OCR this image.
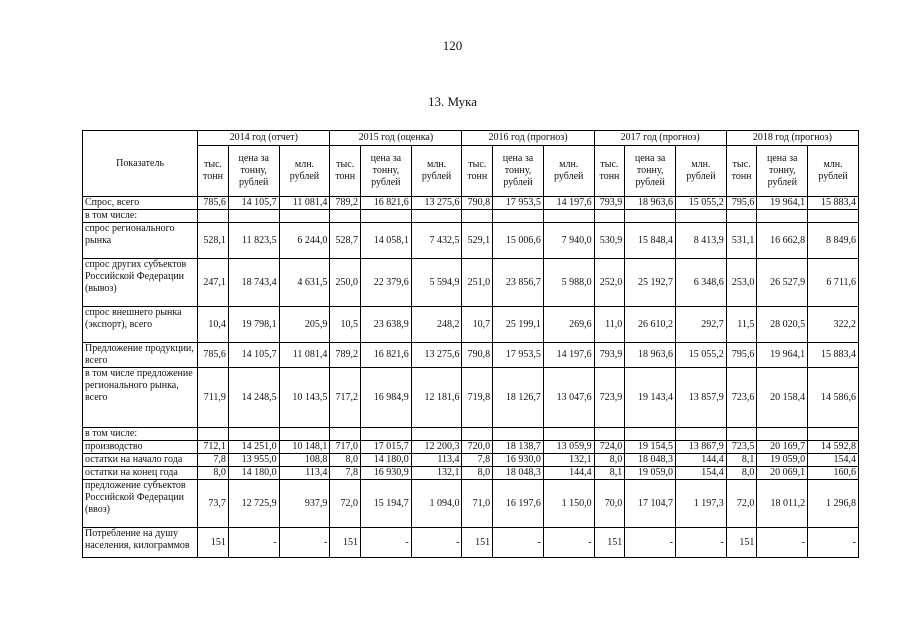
120
13. Мука
Показатель	2014 год (отчет)			2015 год (оценка)			2016 год (прогноз)			2017 год (прогноз)			2018 год (прогноз)		
	тыс. тонн	цена за тонну, рублей	млн. рублей	тыс. тонн	цена за тонну, рублей	млн. рублей	тыс. тонн	цена за тонну, рублей	млн. рублей	тыс. тонн	цена за тонну, рублей	млн. рублей	тыс. тонн	цена за тонну, рублей	млн. рублей
Спрос, всего	785,6	14 105,7	11 081,4	789,2	16 821,6	13 275,6	790,8	17 953,5	14 197,6	793,9	18 963,6	15 055,2	795,6	19 964,1	15 883,4
в том числе:															
спрос регионального рынка	528,1	11 823,5	6 244,0	528,7	14 058,1	7 432,5	529,1	15 006,6	7 940,0	530,9	15 848,4	8 413,9	531,1	16 662,8	8 849,6
спрос других субъектов Российской Федерации (вывоз)	247,1	18 743,4	4 631,5	250,0	22 379,6	5 594,9	251,0	23 856,7	5 988,0	252,0	25 192,7	6 348,6	253,0	26 527,9	6 711,6
спрос внешнего рынка (экспорт), всего	10,4	19 798,1	205,9	10,5	23 638,9	248,2	10,7	25 199,1	269,6	11,0	26 610,2	292,7	11,5	28 020,5	322,2
Предложение продукции, всего	785,6	14 105,7	11 081,4	789,2	16 821,6	13 275,6	790,8	17 953,5	14 197,6	793,9	18 963,6	15 055,2	795,6	19 964,1	15 883,4
в том числе предложение регионального рынка, всего	711,9	14 248,5	10 143,5	717,2	16 984,9	12 181,6	719,8	18 126,7	13 047,6	723,9	19 143,4	13 857,9	723,6	20 158,4	14 586,6
в том числе:															
производство	712,1	14 251,0	10 148,1	717,0	17 015,7	12 200,3	720,0	18 138,7	13 059,9	724,0	19 154,5	13 867,9	723,5	20 169,7	14 592,8
остатки на начало года	7,8	13 955,0	108,8	8,0	14 180,0	113,4	7,8	16 930,0	132,1	8,0	18 048,3	144,4	8,1	19 059,0	154,4
остатки на конец года	8,0	14 180,0	113,4	7,8	16 930,9	132,1	8,0	18 048,3	144,4	8,1	19 059,0	154,4	8,0	20 069,1	160,6
предложение субъектов Российской Федерации (ввоз)	73,7	12 725,9	937,9	72,0	15 194,7	1 094,0	71,0	16 197,6	1 150,0	70,0	17 104,7	1 197,3	72,0	18 011,2	1 296,8
Потребление на душу населения, килограммов	151	-	-	151	-	-	151	-	-	151	-	-	151	-	-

# [SHORT TASK]
Generate a word-for-word copy of the preceding records, excluding all pictures.

# [THE OUTPUT]
OCR this image.
120
13. Мука
Показатель	2014 год (отчет)			2015 год (оценка)			2016 год (прогноз)			2017 год (прогноз)			2018 год (прогноз)		
	тыс. тонн	цена за тонну, рублей	млн. рублей	тыс. тонн	цена за тонну, рублей	млн. рублей	тыс. тонн	цена за тонну, рублей	млн. рублей	тыс. тонн	цена за тонну, рублей	млн. рублей	тыс. тонн	цена за тонну, рублей	млн. рублей
Спрос, всего	785,6	14 105,7	11 081,4	789,2	16 821,6	13 275,6	790,8	17 953,5	14 197,6	793,9	18 963,6	15 055,2	795,6	19 964,1	15 883,4
в том числе:															
спрос регионального рынка	528,1	11 823,5	6 244,0	528,7	14 058,1	7 432,5	529,1	15 006,6	7 940,0	530,9	15 848,4	8 413,9	531,1	16 662,8	8 849,6
спрос других субъектов Российской Федерации (вывоз)	247,1	18 743,4	4 631,5	250,0	22 379,6	5 594,9	251,0	23 856,7	5 988,0	252,0	25 192,7	6 348,6	253,0	26 527,9	6 711,6
спрос внешнего рынка (экспорт), всего	10,4	19 798,1	205,9	10,5	23 638,9	248,2	10,7	25 199,1	269,6	11,0	26 610,2	292,7	11,5	28 020,5	322,2
Предложение продукции, всего	785,6	14 105,7	11 081,4	789,2	16 821,6	13 275,6	790,8	17 953,5	14 197,6	793,9	18 963,6	15 055,2	795,6	19 964,1	15 883,4
в том числе предложение регионального рынка, всего	711,9	14 248,5	10 143,5	717,2	16 984,9	12 181,6	719,8	18 126,7	13 047,6	723,9	19 143,4	13 857,9	723,6	20 158,4	14 586,6
в том числе:															
производство	712,1	14 251,0	10 148,1	717,0	17 015,7	12 200,3	720,0	18 138,7	13 059,9	724,0	19 154,5	13 867,9	723,5	20 169,7	14 592,8
остатки на начало года	7,8	13 955,0	108,8	8,0	14 180,0	113,4	7,8	16 930,0	132,1	8,0	18 048,3	144,4	8,1	19 059,0	154,4
остатки на конец года	8,0	14 180,0	113,4	7,8	16 930,9	132,1	8,0	18 048,3	144,4	8,1	19 059,0	154,4	8,0	20 069,1	160,6
предложение субъектов Российской Федерации (ввоз)	73,7	12 725,9	937,9	72,0	15 194,7	1 094,0	71,0	16 197,6	1 150,0	70,0	17 104,7	1 197,3	72,0	18 011,2	1 296,8
Потребление на душу населения, килограммов	151	-	-	151	-	-	151	-	-	151	-	-	151	-	-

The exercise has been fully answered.